[start of Task data]

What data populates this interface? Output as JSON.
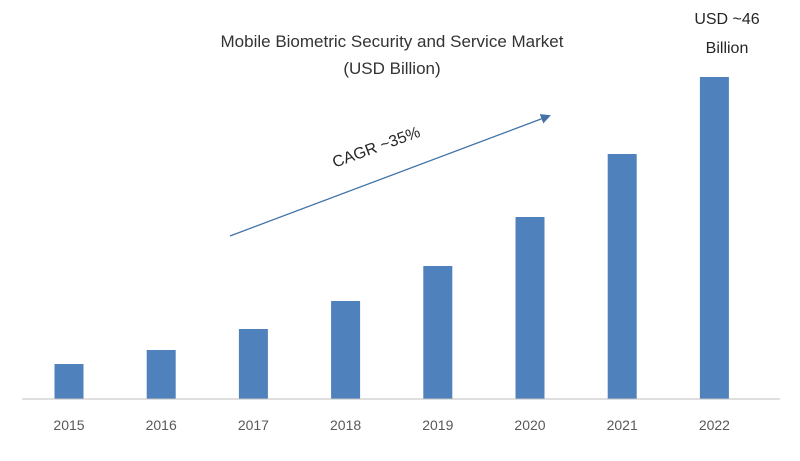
{
  "chart_data": {
    "type": "bar",
    "title_lines": [
      "Mobile Biometric Security and Service Market",
      "(USD Billion)"
    ],
    "categories": [
      "2015",
      "2016",
      "2017",
      "2018",
      "2019",
      "2020",
      "2021",
      "2022"
    ],
    "values": [
      5.0,
      7.0,
      10.0,
      14.0,
      19.0,
      26.0,
      35.0,
      46.0
    ],
    "ylim": [
      0,
      50
    ],
    "grid": false,
    "bar_color": "#4F81BD",
    "axis_color": "#BFBFBF",
    "trend_label": "CAGR ~35%",
    "trend_color": "#4472A8",
    "end_label_lines": [
      "USD ~46",
      "Billion"
    ]
  }
}
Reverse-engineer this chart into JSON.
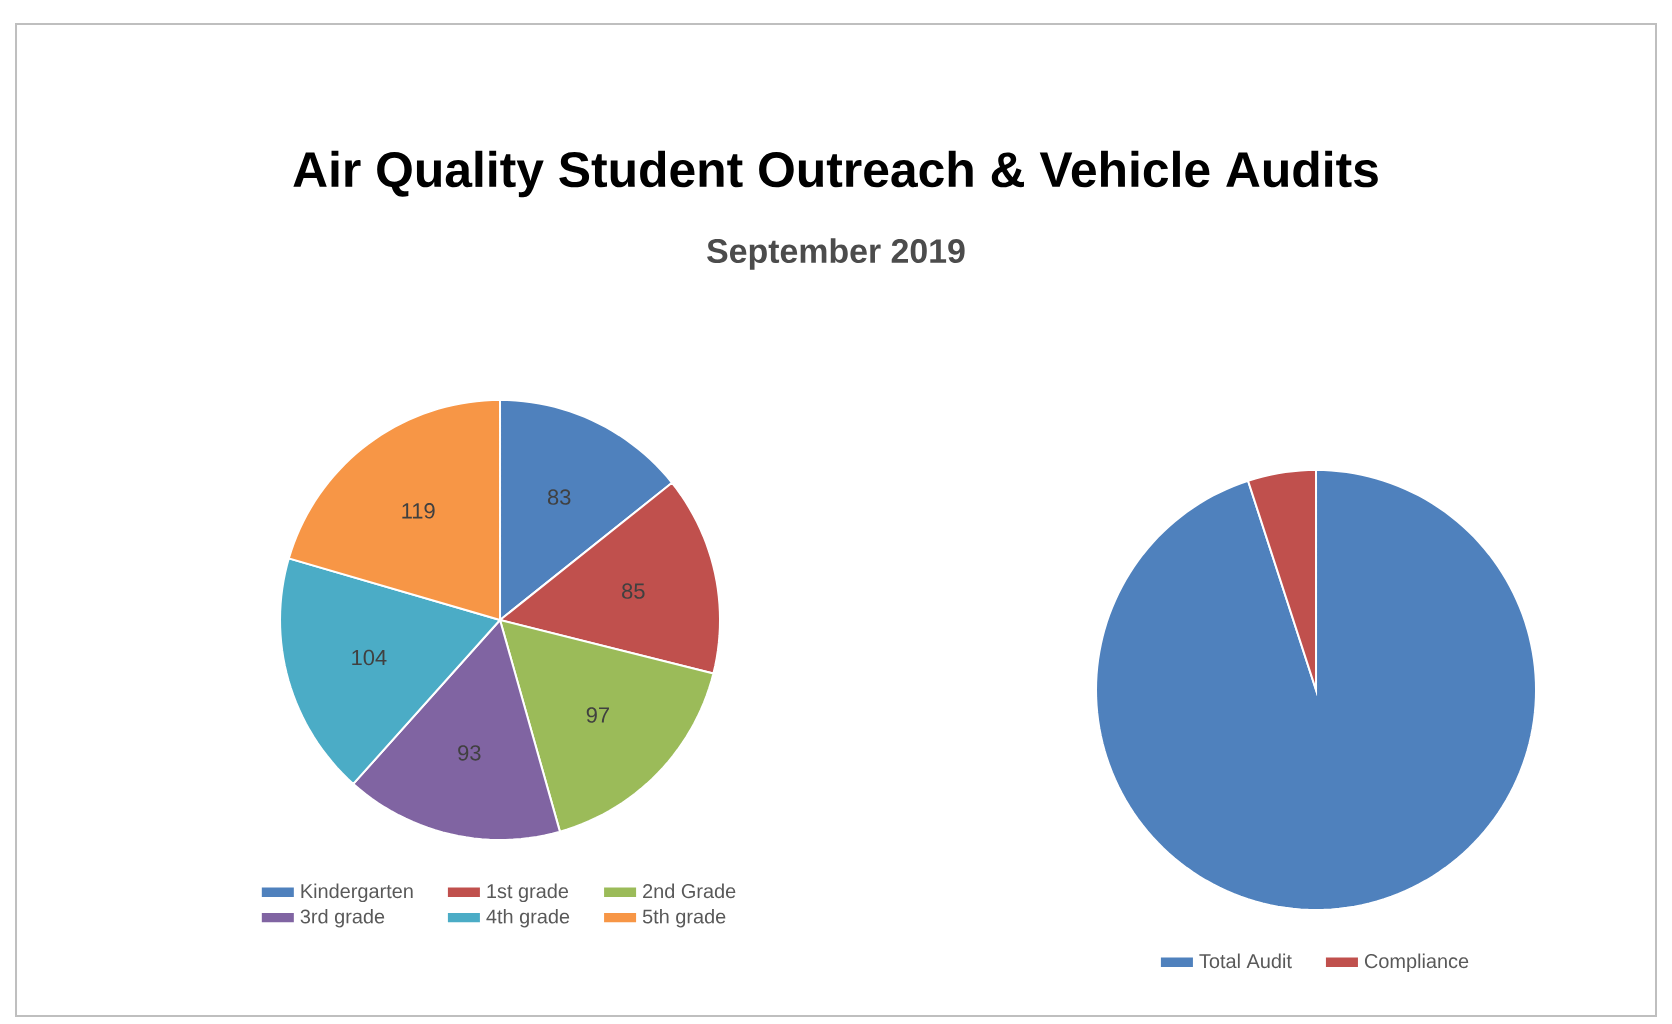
{
  "chart_data": [
    {
      "type": "pie",
      "title": "Air Quality Student Outreach & Vehicle Audits",
      "subtitle": "September 2019",
      "categories": [
        "Kindergarten",
        "1st grade",
        "2nd Grade",
        "3rd grade",
        "4th grade",
        "5th grade"
      ],
      "values": [
        83,
        85,
        97,
        93,
        104,
        119
      ],
      "colors": [
        "#4f81bd",
        "#c0504d",
        "#9bbb59",
        "#8064a2",
        "#4bacc6",
        "#f79646"
      ],
      "data_labels": true,
      "legend": "bottom"
    },
    {
      "type": "pie",
      "categories": [
        "Total Audit",
        "Compliance"
      ],
      "values": [
        95,
        5
      ],
      "colors": [
        "#4f81bd",
        "#c0504d"
      ],
      "legend": "bottom"
    }
  ]
}
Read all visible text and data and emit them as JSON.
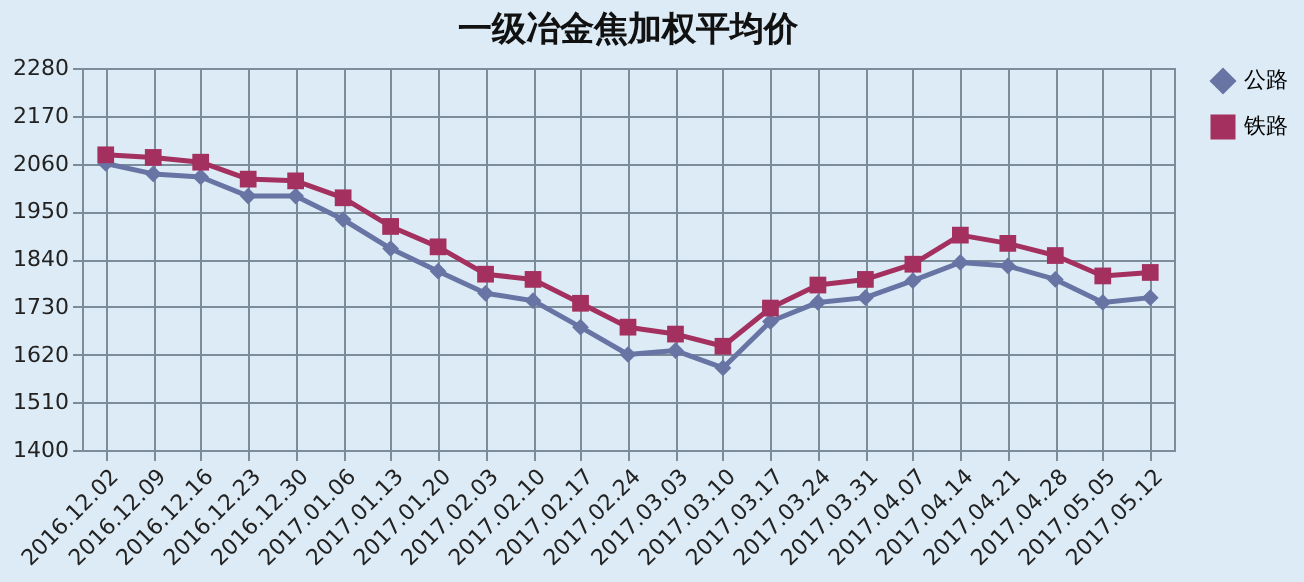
{
  "chart_data": {
    "type": "line",
    "title": "一级冶金焦加权平均价",
    "categories": [
      "2016.12.02",
      "2016.12.09",
      "2016.12.16",
      "2016.12.23",
      "2016.12.30",
      "2017.01.06",
      "2017.01.13",
      "2017.01.20",
      "2017.02.03",
      "2017.02.10",
      "2017.02.17",
      "2017.02.24",
      "2017.03.03",
      "2017.03.10",
      "2017.03.17",
      "2017.03.24",
      "2017.03.31",
      "2017.04.07",
      "2017.04.14",
      "2017.04.21",
      "2017.04.28",
      "2017.05.05",
      "2017.05.12"
    ],
    "series": [
      {
        "name": "公路",
        "color": "#6874a4",
        "marker": "diamond",
        "values": [
          2060,
          2036,
          2029,
          1985,
          1985,
          1931,
          1864,
          1812,
          1761,
          1744,
          1683,
          1620,
          1629,
          1589,
          1696,
          1740,
          1751,
          1790,
          1832,
          1824,
          1793,
          1740,
          1751
        ]
      },
      {
        "name": "铁路",
        "color": "#a3305e",
        "marker": "square",
        "values": [
          2080,
          2074,
          2063,
          2024,
          2020,
          1981,
          1915,
          1868,
          1805,
          1793,
          1738,
          1683,
          1667,
          1639,
          1727,
          1780,
          1793,
          1828,
          1895,
          1876,
          1848,
          1801,
          1809
        ]
      }
    ],
    "ylim": [
      1400,
      2280
    ],
    "yticks": [
      1400,
      1510,
      1620,
      1730,
      1840,
      1950,
      2060,
      2170,
      2280
    ],
    "grid": true,
    "legend": "right",
    "line_style": "solid"
  }
}
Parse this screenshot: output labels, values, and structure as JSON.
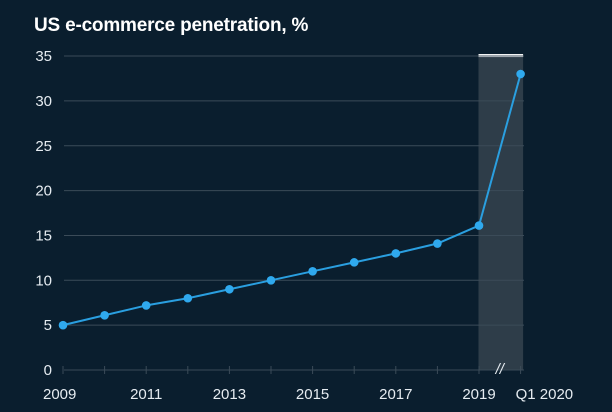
{
  "chart_data": {
    "type": "line",
    "title": "US e-commerce penetration, %",
    "xlabel": "",
    "ylabel": "",
    "unit": "%",
    "x": [
      "2009",
      "2010",
      "2011",
      "2012",
      "2013",
      "2014",
      "2015",
      "2016",
      "2017",
      "2018",
      "2019",
      "Q1 2020"
    ],
    "values": [
      5.0,
      6.1,
      7.2,
      8.0,
      9.0,
      10.0,
      11.0,
      12.0,
      13.0,
      14.1,
      16.1,
      33.0
    ],
    "x_tick_labels": [
      "2009",
      "2011",
      "2013",
      "2015",
      "2017",
      "2019",
      "Q1 2020"
    ],
    "y_ticks": [
      0,
      5,
      10,
      15,
      20,
      25,
      30,
      35
    ],
    "ylim": [
      0,
      35
    ],
    "grid": true,
    "legend": "none",
    "highlight_period": [
      "2019",
      "Q1 2020"
    ],
    "axis_break_symbol": "//",
    "colors": {
      "background": "#0a1e2e",
      "line": "#2a9fe0",
      "marker": "#2fa9ee",
      "grid": "#3b4b58",
      "highlight": "#2e3d49",
      "highlight_top": "#ffffff",
      "text": "#e6ecf1",
      "title": "#ffffff"
    }
  }
}
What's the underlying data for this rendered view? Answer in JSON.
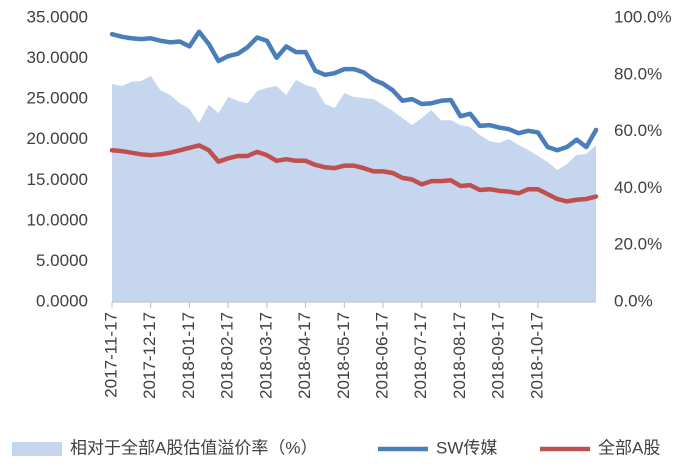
{
  "chart_data": {
    "type": "line",
    "categories": [
      "2017-11-17",
      null,
      null,
      null,
      "2017-12-17",
      null,
      null,
      null,
      "2018-01-17",
      null,
      null,
      null,
      "2018-02-17",
      null,
      null,
      null,
      "2018-03-17",
      null,
      null,
      null,
      "2018-04-17",
      null,
      null,
      null,
      "2018-05-17",
      null,
      null,
      null,
      "2018-06-17",
      null,
      null,
      null,
      "2018-07-17",
      null,
      null,
      null,
      "2018-08-17",
      null,
      null,
      null,
      "2018-09-17",
      null,
      null,
      null,
      "2018-10-17",
      null,
      null,
      null,
      null,
      null,
      null
    ],
    "series": [
      {
        "name": "相对于全部A股估值溢价率（%）",
        "type": "area",
        "axis": "y2",
        "color": "#c6d6ef",
        "values": [
          76.8,
          76,
          77.5,
          77.8,
          79.6,
          74.6,
          72.9,
          70,
          68,
          63,
          69.4,
          66.5,
          72.2,
          70.8,
          70,
          74.3,
          75.4,
          76,
          72.9,
          78.2,
          76.4,
          75.4,
          69.7,
          68.3,
          73.6,
          72.2,
          71.8,
          71.5,
          69.4,
          67.3,
          64.8,
          62.3,
          64.8,
          67.6,
          64,
          64,
          62.3,
          61.6,
          58.8,
          56.7,
          56,
          57.4,
          55.3,
          53.5,
          51.4,
          49.3,
          46.5,
          48.6,
          51.8,
          52.1,
          55.3
        ]
      },
      {
        "name": "SW传媒",
        "type": "line",
        "color": "#4a7ebb",
        "values": [
          33.0,
          32.7,
          32.5,
          32.4,
          32.5,
          32.2,
          32.0,
          32.1,
          31.5,
          33.3,
          31.8,
          29.7,
          30.3,
          30.6,
          31.4,
          32.6,
          32.2,
          30.1,
          31.5,
          30.8,
          30.8,
          28.5,
          28.0,
          28.2,
          28.7,
          28.7,
          28.3,
          27.4,
          26.9,
          26.1,
          24.8,
          25.0,
          24.4,
          24.5,
          24.8,
          24.9,
          22.9,
          23.2,
          21.7,
          21.8,
          21.5,
          21.3,
          20.8,
          21.1,
          20.9,
          19.1,
          18.7,
          19.1,
          20.0,
          19.1,
          21.2
        ]
      },
      {
        "name": "全部A股",
        "type": "line",
        "color": "#c0504d",
        "values": [
          18.7,
          18.6,
          18.4,
          18.2,
          18.1,
          18.2,
          18.4,
          18.7,
          19.0,
          19.3,
          18.7,
          17.3,
          17.7,
          18.0,
          18.0,
          18.5,
          18.1,
          17.4,
          17.6,
          17.4,
          17.4,
          16.9,
          16.6,
          16.5,
          16.8,
          16.8,
          16.5,
          16.1,
          16.1,
          15.9,
          15.3,
          15.1,
          14.5,
          14.9,
          14.9,
          15.0,
          14.3,
          14.4,
          13.8,
          13.9,
          13.7,
          13.6,
          13.4,
          13.9,
          13.9,
          13.3,
          12.7,
          12.4,
          12.6,
          12.7,
          13.0
        ]
      }
    ],
    "ylim": [
      0,
      35
    ],
    "yticks": [
      {
        "value": 0,
        "label": "0.0000"
      },
      {
        "value": 5,
        "label": "5.0000"
      },
      {
        "value": 10,
        "label": "10.0000"
      },
      {
        "value": 15,
        "label": "15.0000"
      },
      {
        "value": 20,
        "label": "20.0000"
      },
      {
        "value": 25,
        "label": "25.0000"
      },
      {
        "value": 30,
        "label": "30.0000"
      },
      {
        "value": 35,
        "label": "35.0000"
      }
    ],
    "y2lim": [
      0,
      100
    ],
    "y2ticks": [
      {
        "value": 0,
        "label": "0.0%"
      },
      {
        "value": 20,
        "label": "20.0%"
      },
      {
        "value": 40,
        "label": "40.0%"
      },
      {
        "value": 60,
        "label": "60.0%"
      },
      {
        "value": 80,
        "label": "80.0%"
      },
      {
        "value": 100,
        "label": "100.0%"
      }
    ],
    "legend": "bottom",
    "grid": false
  }
}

[end of Task data]

Task directions.
Each line in the listing above that contains "text" should be copied.

Solution to this task.
Read all visible text and data and emit them as JSON.
      "text": "#e6ecf1",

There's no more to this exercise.